Gather from the material every line that contains the string "data".

[BEGIN]

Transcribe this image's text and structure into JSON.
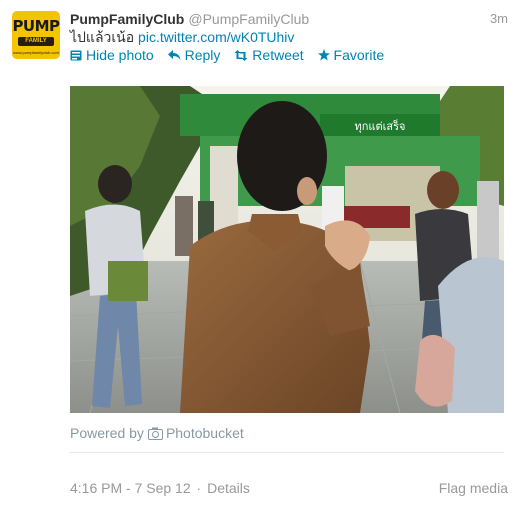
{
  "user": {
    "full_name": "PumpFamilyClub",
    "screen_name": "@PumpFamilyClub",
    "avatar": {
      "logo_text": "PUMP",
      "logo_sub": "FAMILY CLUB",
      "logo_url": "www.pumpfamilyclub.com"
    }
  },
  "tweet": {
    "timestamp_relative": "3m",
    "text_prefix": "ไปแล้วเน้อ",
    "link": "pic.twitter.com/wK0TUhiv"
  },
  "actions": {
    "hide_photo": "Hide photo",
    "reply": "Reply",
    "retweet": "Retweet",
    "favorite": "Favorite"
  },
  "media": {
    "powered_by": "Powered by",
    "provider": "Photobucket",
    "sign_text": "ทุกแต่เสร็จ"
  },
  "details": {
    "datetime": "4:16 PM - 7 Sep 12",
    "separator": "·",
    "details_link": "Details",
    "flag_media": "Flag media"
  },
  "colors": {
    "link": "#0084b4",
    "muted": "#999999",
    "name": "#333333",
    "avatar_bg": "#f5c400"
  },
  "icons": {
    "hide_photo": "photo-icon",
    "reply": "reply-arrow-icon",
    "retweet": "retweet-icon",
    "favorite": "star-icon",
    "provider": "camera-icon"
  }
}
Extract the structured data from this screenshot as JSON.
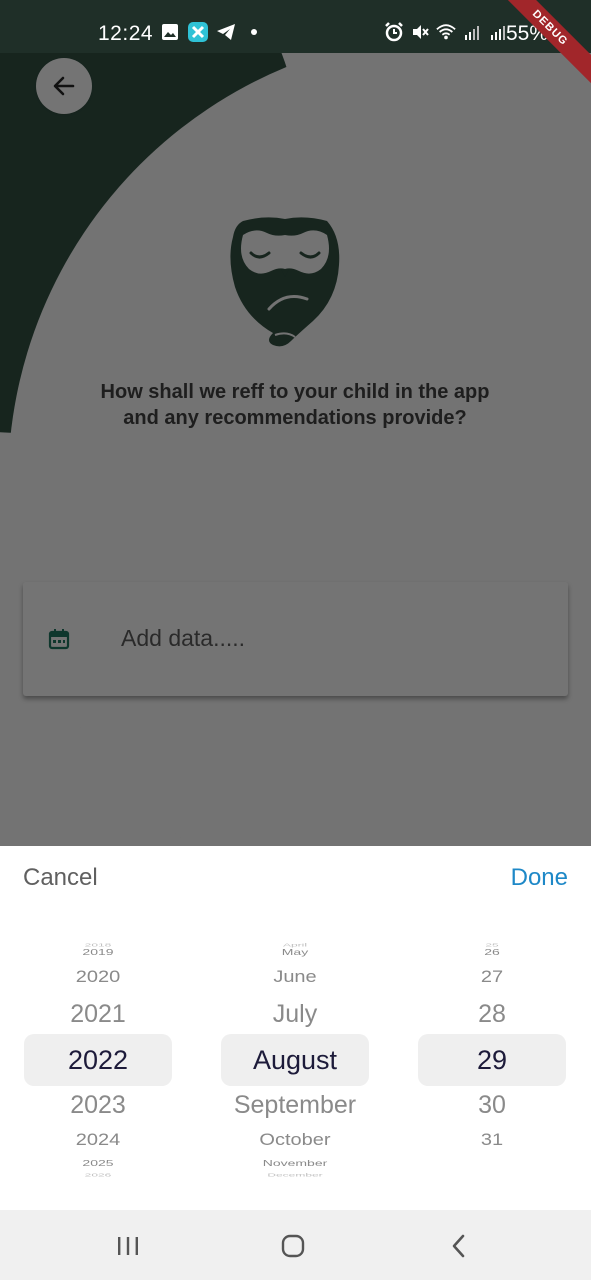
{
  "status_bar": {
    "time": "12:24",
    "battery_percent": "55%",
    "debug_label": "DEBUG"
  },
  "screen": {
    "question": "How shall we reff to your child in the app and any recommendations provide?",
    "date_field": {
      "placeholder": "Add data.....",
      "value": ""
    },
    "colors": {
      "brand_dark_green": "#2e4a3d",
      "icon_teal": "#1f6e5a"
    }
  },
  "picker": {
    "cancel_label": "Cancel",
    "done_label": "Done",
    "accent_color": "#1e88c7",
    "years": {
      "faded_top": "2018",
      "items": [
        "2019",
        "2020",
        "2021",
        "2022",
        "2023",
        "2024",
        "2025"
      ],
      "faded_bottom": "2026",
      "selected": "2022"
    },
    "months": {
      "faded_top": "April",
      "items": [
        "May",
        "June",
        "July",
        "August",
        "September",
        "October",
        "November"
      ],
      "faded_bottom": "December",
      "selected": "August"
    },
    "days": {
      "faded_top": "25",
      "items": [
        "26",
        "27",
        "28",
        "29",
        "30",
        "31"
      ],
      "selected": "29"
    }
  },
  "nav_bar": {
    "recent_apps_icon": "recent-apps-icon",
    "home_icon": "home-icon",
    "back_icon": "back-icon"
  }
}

[END]

Result for this exercise:
Extract the structured data from this screenshot as JSON.
      "placeholder": "Add data.....",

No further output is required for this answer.